GOAL OF THE EXERCISE: Look through the records below, and copy out every line that holds the string "this".

═════ DATA LISTING ═════

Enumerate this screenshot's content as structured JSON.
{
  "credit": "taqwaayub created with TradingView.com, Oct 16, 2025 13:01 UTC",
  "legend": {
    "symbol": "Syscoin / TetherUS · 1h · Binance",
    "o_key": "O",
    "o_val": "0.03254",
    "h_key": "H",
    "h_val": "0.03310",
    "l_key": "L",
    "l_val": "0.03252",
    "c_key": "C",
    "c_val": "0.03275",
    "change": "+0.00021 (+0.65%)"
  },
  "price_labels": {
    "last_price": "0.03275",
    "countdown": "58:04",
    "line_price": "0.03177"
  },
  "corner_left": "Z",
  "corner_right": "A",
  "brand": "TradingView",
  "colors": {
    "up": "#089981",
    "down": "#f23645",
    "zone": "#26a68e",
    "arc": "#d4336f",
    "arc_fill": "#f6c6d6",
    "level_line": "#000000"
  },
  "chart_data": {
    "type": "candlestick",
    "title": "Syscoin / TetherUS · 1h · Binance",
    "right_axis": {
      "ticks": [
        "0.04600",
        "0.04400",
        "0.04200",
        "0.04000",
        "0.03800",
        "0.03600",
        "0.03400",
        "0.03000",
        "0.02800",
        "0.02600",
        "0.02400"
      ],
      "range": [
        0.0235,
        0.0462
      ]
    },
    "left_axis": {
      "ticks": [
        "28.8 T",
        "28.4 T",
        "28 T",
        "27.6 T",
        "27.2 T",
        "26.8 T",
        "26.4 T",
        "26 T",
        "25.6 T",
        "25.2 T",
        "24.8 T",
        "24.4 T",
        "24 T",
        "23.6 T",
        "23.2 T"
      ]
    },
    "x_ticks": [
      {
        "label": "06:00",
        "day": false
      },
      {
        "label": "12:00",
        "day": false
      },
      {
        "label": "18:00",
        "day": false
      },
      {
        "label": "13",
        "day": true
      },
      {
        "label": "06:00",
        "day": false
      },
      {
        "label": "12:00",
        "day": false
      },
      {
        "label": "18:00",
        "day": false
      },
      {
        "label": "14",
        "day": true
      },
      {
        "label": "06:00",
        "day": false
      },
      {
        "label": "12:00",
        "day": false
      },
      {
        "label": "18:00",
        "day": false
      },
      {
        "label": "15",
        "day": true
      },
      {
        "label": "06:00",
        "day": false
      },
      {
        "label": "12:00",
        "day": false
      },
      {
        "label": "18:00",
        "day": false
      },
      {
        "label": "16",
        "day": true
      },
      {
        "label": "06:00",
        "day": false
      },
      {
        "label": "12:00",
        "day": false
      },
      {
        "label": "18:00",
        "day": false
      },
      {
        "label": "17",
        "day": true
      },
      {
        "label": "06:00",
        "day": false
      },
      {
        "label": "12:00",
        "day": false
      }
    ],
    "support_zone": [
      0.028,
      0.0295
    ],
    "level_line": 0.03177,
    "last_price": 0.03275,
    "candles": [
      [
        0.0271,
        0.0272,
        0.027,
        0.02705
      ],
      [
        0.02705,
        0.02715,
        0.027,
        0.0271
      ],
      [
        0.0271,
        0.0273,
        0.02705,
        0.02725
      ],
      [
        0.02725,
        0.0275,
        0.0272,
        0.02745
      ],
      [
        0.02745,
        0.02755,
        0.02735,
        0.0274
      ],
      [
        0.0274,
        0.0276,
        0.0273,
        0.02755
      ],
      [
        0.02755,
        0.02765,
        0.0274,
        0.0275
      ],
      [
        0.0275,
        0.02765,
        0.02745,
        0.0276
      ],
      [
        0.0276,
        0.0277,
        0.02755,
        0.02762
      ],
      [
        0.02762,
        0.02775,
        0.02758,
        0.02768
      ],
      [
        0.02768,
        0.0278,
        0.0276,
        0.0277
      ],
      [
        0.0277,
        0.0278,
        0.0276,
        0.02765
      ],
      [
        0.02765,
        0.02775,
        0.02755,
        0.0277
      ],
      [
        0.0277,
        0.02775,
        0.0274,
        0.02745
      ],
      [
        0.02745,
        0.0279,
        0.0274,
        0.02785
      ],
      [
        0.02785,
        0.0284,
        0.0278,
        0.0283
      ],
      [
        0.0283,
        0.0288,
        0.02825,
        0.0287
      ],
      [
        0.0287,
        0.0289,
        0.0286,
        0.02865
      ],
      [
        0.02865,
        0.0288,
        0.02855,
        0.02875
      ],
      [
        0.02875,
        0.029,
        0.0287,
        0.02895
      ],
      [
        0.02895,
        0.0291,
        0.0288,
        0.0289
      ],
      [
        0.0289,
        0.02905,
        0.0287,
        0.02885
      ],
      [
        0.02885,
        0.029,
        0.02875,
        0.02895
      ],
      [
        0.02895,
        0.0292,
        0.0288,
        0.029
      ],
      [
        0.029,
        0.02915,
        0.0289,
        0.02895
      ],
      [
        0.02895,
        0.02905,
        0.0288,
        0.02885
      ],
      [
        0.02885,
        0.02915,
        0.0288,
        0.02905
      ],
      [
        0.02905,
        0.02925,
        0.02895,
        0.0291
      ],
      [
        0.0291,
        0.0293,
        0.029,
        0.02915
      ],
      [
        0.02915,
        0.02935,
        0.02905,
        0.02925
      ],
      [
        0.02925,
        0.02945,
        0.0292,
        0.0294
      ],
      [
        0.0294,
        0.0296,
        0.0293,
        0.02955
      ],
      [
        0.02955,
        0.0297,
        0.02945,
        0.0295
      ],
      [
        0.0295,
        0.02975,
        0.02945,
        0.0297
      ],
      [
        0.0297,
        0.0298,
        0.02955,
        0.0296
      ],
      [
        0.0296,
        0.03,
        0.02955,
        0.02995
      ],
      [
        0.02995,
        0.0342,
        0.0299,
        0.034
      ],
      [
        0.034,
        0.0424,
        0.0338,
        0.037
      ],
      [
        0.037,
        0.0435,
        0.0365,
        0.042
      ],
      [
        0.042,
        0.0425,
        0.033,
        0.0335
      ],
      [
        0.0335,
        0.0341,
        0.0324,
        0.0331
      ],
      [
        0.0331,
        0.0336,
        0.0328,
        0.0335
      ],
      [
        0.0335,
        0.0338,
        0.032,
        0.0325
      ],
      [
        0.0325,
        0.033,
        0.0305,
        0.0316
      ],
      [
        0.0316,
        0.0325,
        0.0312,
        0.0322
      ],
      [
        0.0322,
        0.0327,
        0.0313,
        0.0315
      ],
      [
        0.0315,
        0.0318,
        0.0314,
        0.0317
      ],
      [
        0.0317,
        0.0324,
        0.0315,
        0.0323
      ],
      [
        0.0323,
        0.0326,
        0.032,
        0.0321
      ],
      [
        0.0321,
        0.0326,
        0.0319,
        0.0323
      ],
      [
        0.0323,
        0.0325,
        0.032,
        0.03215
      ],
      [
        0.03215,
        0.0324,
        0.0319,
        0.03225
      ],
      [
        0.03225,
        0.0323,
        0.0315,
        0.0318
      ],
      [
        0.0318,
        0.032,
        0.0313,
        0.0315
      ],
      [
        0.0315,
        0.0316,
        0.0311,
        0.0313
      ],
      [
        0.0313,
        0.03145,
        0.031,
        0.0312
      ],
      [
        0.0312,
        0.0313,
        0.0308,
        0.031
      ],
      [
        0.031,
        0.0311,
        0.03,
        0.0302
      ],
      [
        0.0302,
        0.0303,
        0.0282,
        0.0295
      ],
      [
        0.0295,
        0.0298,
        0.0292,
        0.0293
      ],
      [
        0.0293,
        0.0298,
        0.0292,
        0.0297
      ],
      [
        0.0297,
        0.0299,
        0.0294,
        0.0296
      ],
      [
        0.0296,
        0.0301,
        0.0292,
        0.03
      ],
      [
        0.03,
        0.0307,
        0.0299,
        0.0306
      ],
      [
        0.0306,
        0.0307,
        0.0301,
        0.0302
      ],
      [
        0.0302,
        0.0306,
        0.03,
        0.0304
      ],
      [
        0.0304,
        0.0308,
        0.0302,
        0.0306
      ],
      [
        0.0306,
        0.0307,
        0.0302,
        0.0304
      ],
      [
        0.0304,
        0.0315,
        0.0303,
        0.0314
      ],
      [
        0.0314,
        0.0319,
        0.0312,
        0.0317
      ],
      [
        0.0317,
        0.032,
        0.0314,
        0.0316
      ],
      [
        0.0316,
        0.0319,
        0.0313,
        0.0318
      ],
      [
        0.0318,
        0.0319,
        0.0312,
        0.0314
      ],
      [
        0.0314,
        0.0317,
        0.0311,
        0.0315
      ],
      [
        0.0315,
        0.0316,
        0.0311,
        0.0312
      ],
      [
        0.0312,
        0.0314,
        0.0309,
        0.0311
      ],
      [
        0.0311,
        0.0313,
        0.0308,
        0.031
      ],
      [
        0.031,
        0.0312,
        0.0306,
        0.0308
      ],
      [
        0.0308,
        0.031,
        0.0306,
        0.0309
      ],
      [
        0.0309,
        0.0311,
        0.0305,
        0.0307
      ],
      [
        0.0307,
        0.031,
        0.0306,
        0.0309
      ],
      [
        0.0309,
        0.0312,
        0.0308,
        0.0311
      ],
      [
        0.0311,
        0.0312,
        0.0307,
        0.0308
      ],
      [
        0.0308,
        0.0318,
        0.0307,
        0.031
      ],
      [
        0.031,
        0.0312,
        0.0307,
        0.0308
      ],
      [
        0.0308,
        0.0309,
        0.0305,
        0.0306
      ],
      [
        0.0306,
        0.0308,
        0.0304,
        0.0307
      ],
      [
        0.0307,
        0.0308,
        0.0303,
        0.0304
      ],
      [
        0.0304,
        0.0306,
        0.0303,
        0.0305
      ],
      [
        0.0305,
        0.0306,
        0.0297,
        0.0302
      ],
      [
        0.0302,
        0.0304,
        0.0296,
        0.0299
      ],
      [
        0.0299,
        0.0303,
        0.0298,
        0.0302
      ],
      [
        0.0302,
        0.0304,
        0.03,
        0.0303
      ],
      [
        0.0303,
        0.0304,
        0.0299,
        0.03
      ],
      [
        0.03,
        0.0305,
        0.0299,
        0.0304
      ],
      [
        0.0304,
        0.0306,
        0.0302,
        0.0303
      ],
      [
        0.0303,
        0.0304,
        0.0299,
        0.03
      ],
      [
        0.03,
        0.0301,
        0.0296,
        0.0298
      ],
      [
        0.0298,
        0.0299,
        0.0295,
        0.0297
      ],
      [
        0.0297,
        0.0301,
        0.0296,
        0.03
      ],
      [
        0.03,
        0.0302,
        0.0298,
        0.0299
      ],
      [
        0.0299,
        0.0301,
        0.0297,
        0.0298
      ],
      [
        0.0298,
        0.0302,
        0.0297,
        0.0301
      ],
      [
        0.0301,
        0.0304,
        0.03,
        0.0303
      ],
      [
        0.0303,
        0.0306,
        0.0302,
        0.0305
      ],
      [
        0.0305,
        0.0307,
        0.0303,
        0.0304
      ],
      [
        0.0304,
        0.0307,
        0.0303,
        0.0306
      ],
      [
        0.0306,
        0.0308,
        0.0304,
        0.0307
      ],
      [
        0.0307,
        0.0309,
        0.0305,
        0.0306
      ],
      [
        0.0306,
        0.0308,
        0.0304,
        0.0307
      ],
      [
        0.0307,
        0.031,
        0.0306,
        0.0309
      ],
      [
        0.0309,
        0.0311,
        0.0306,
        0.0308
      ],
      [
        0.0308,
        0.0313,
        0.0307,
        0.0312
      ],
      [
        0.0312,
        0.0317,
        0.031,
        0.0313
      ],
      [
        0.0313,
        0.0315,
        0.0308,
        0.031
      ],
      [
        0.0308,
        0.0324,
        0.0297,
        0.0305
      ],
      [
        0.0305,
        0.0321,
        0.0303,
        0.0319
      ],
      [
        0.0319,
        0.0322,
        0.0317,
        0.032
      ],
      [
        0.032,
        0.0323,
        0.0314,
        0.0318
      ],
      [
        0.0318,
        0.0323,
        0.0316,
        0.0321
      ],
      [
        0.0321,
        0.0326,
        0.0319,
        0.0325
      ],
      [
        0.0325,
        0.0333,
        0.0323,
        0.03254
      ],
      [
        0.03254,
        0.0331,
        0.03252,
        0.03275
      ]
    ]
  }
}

═════
═════ DATA LISTING ═════

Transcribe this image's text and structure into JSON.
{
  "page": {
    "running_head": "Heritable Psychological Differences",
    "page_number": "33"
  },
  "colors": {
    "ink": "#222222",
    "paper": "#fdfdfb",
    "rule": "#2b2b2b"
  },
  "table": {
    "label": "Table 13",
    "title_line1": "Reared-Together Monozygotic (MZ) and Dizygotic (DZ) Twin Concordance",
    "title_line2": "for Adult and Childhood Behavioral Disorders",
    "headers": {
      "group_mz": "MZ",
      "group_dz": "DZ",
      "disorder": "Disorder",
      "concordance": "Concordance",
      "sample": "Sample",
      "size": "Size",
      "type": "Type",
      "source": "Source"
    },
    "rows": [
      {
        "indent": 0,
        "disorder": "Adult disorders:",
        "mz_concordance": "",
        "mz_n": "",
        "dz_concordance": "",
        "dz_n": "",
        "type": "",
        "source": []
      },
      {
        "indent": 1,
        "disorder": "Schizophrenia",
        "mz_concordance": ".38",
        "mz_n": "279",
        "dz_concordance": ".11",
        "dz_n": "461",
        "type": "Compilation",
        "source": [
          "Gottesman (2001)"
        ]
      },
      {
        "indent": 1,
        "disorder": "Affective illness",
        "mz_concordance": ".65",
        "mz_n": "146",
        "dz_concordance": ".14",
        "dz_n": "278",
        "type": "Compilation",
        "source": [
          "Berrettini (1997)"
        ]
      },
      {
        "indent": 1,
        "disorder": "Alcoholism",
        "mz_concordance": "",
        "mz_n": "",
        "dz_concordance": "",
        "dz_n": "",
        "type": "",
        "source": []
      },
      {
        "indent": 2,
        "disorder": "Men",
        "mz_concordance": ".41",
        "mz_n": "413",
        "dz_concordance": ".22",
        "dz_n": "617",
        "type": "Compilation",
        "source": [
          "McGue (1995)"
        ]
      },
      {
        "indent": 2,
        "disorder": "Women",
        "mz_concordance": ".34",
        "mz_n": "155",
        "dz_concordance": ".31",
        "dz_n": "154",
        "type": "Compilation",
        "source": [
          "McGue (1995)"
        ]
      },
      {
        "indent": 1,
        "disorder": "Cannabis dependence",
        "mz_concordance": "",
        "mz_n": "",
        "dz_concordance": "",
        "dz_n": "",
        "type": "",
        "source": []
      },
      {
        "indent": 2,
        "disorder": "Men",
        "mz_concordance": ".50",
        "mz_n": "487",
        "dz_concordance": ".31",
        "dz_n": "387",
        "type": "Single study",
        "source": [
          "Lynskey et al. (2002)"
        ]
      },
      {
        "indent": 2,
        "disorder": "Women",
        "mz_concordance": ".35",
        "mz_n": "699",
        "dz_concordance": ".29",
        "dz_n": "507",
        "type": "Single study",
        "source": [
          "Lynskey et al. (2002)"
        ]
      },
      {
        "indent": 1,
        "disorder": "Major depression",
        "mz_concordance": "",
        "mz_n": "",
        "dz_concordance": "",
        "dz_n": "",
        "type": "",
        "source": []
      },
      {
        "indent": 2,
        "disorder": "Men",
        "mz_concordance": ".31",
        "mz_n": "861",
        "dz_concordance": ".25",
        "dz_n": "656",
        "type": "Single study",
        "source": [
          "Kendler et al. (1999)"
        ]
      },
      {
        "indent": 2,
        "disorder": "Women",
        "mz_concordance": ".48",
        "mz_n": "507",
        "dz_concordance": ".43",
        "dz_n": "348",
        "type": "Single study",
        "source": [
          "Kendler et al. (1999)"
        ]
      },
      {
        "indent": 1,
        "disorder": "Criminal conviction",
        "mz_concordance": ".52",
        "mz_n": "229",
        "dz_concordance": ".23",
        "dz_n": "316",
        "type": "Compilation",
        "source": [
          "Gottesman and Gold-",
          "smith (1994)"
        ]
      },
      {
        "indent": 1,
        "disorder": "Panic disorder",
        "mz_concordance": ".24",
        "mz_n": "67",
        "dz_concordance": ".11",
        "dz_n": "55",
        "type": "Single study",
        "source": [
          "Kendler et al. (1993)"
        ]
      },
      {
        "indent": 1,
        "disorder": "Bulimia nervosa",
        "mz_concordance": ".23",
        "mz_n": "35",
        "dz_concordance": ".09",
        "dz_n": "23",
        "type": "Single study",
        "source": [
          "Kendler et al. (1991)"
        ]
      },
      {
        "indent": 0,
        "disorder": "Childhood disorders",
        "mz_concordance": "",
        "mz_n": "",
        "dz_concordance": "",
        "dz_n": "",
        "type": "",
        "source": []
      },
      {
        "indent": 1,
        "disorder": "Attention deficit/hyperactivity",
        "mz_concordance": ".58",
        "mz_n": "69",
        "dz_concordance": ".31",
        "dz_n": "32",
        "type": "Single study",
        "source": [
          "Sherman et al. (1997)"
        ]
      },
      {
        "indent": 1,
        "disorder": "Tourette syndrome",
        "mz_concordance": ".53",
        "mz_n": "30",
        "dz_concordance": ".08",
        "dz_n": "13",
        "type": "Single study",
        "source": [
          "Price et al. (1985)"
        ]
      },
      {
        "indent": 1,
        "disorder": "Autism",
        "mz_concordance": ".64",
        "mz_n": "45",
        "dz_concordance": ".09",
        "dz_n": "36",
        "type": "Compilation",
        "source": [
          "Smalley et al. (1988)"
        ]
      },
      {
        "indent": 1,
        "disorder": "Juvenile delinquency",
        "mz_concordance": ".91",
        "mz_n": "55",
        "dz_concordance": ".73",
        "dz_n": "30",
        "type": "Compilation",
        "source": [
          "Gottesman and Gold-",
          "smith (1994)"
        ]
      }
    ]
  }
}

═════

OUTPUT OF THE TASK:
Enumerate this screenshot's content as structured JSON.
Transcribe this image's text and structure into JSON.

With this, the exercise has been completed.